Task goal:
Write the material out again in full, exactly.

※ ※ ※

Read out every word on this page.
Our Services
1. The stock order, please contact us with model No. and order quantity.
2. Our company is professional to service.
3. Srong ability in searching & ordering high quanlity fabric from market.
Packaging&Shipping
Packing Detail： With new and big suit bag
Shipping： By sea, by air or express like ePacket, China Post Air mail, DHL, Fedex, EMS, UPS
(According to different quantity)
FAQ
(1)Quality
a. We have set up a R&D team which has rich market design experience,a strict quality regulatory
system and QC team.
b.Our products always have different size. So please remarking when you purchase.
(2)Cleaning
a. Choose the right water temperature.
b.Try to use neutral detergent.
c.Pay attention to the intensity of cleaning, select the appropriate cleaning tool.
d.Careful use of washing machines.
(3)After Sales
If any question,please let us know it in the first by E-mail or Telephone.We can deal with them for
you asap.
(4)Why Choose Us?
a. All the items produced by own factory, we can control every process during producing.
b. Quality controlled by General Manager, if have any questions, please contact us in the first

※ ※ ※

Answer in full:
Read out every word on this page.
Our Services
1. The stock order, please contact us with model No. and order quantity.
2. Our company is professional to service.
3. Srong ability in searching & ordering high quanlity fabric from market.
Packaging&Shipping
Packing Detail： With new and big suit bag
Shipping： By sea, by air or express like ePacket, China Post Air mail, DHL, Fedex, EMS, UPS
(According to different quantity)
FAQ
(1)Quality
a. We have set up a R&D team which has rich market design experience,a strict quality regulatory
system and QC team.
b.Our products always have different size. So please remarking when you purchase.
(2)Cleaning
a. Choose the right water temperature.
b.Try to use neutral detergent.
c.Pay attention to the intensity of cleaning, select the appropriate cleaning tool.
d.Careful use of washing machines.
(3)After Sales
If any question,please let us know it in the first by E-mail or Telephone.We can deal with them for
you asap.
(4)Why Choose Us?
a. All the items produced by own factory, we can control every process during producing.
b. Quality controlled by General Manager, if have any questions, please contact us in the first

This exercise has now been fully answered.